◆ **Set task**
Copy out all the entries word for word.

>> START Records for this exercise

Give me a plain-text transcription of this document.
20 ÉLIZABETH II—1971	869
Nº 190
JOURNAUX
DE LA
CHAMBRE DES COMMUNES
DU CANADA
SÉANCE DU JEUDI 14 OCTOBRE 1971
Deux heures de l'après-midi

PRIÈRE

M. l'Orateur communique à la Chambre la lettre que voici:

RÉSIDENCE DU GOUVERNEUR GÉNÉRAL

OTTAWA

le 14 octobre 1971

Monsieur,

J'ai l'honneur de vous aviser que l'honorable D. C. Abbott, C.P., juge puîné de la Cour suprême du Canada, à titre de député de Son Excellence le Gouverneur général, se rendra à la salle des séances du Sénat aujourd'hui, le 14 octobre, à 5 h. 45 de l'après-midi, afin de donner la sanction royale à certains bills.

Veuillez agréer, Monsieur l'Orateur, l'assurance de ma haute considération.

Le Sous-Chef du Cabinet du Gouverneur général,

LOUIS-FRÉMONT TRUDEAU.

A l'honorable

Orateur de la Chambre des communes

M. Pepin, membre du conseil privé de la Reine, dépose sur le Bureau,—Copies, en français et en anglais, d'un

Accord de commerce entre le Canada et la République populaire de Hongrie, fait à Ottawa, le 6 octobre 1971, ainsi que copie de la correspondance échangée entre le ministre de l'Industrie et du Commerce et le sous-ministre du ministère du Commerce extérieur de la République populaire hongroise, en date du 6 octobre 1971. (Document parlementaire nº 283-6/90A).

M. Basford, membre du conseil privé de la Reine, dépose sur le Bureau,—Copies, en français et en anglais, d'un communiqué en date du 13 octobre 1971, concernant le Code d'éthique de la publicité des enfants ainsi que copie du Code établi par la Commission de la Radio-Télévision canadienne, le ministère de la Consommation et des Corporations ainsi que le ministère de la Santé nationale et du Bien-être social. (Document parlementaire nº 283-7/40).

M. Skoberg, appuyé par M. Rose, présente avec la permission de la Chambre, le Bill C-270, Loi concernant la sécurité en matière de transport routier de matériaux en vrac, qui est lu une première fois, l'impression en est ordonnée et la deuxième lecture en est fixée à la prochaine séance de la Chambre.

>> END Records for this exercise

◆ **Final result**
Give me a plain-text transcription of this document.
20 ÉLIZABETH II—1971	869
Nº 190
JOURNAUX
DE LA
CHAMBRE DES COMMUNES
DU CANADA
SÉANCE DU JEUDI 14 OCTOBRE 1971
Deux heures de l'après-midi

PRIÈRE

M. l'Orateur communique à la Chambre la lettre que voici:

RÉSIDENCE DU GOUVERNEUR GÉNÉRAL

OTTAWA

le 14 octobre 1971

Monsieur,

J'ai l'honneur de vous aviser que l'honorable D. C. Abbott, C.P., juge puîné de la Cour suprême du Canada, à titre de député de Son Excellence le Gouverneur général, se rendra à la salle des séances du Sénat aujourd'hui, le 14 octobre, à 5 h. 45 de l'après-midi, afin de donner la sanction royale à certains bills.

Veuillez agréer, Monsieur l'Orateur, l'assurance de ma haute considération.

Le Sous-Chef du Cabinet du Gouverneur général,

LOUIS-FRÉMONT TRUDEAU.

A l'honorable

Orateur de la Chambre des communes

M. Pepin, membre du conseil privé de la Reine, dépose sur le Bureau,—Copies, en français et en anglais, d'un

Accord de commerce entre le Canada et la République populaire de Hongrie, fait à Ottawa, le 6 octobre 1971, ainsi que copie de la correspondance échangée entre le ministre de l'Industrie et du Commerce et le sous-ministre du ministère du Commerce extérieur de la République populaire hongroise, en date du 6 octobre 1971. (Document parlementaire nº 283-6/90A).

M. Basford, membre du conseil privé de la Reine, dépose sur le Bureau,—Copies, en français et en anglais, d'un communiqué en date du 13 octobre 1971, concernant le Code d'éthique de la publicité des enfants ainsi que copie du Code établi par la Commission de la Radio-Télévision canadienne, le ministère de la Consommation et des Corporations ainsi que le ministère de la Santé nationale et du Bien-être social. (Document parlementaire nº 283-7/40).

M. Skoberg, appuyé par M. Rose, présente avec la permission de la Chambre, le Bill C-270, Loi concernant la sécurité en matière de transport routier de matériaux en vrac, qui est lu une première fois, l'impression en est ordonnée et la deuxième lecture en est fixée à la prochaine séance de la Chambre.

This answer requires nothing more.